Task to carry out
Gather all lines in the data that hold the string "average".

Dataset listings of figures
· · ·
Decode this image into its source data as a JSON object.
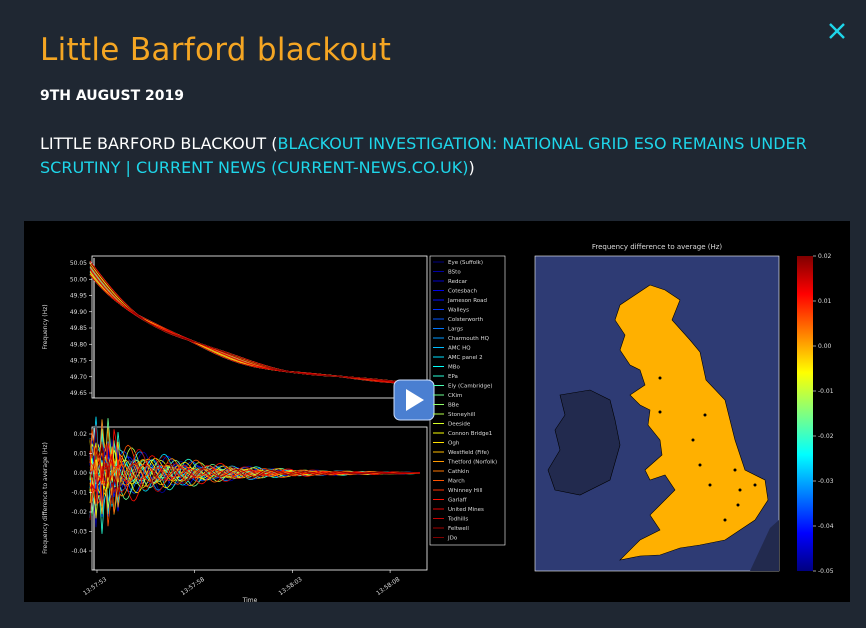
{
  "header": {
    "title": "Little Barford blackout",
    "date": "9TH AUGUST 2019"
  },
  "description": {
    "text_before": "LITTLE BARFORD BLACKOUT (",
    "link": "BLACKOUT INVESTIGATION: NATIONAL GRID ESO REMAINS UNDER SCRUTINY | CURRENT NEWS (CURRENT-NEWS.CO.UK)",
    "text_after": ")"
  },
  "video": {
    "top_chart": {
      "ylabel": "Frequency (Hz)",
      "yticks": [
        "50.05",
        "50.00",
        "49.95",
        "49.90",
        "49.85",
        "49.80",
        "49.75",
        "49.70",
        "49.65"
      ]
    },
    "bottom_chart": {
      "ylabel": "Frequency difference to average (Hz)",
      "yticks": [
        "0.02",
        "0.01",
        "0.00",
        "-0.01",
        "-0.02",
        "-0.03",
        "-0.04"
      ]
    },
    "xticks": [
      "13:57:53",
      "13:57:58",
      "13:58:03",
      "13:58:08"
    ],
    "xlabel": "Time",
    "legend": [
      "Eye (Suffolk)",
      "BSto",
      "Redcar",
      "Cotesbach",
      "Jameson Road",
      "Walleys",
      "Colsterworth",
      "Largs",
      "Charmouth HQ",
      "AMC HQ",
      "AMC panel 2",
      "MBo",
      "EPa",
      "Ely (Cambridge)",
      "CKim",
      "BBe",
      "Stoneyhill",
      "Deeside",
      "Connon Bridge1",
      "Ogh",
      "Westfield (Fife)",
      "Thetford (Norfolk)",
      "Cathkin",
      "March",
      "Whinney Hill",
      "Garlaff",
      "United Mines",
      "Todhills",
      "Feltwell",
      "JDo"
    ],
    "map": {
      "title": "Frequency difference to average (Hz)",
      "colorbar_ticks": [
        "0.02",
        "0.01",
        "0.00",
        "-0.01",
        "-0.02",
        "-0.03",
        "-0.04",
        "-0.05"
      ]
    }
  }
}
· · ·
Completed exercise
      "ylabel": "Frequency difference to average (Hz)",
      "title": "Frequency difference to average (Hz)",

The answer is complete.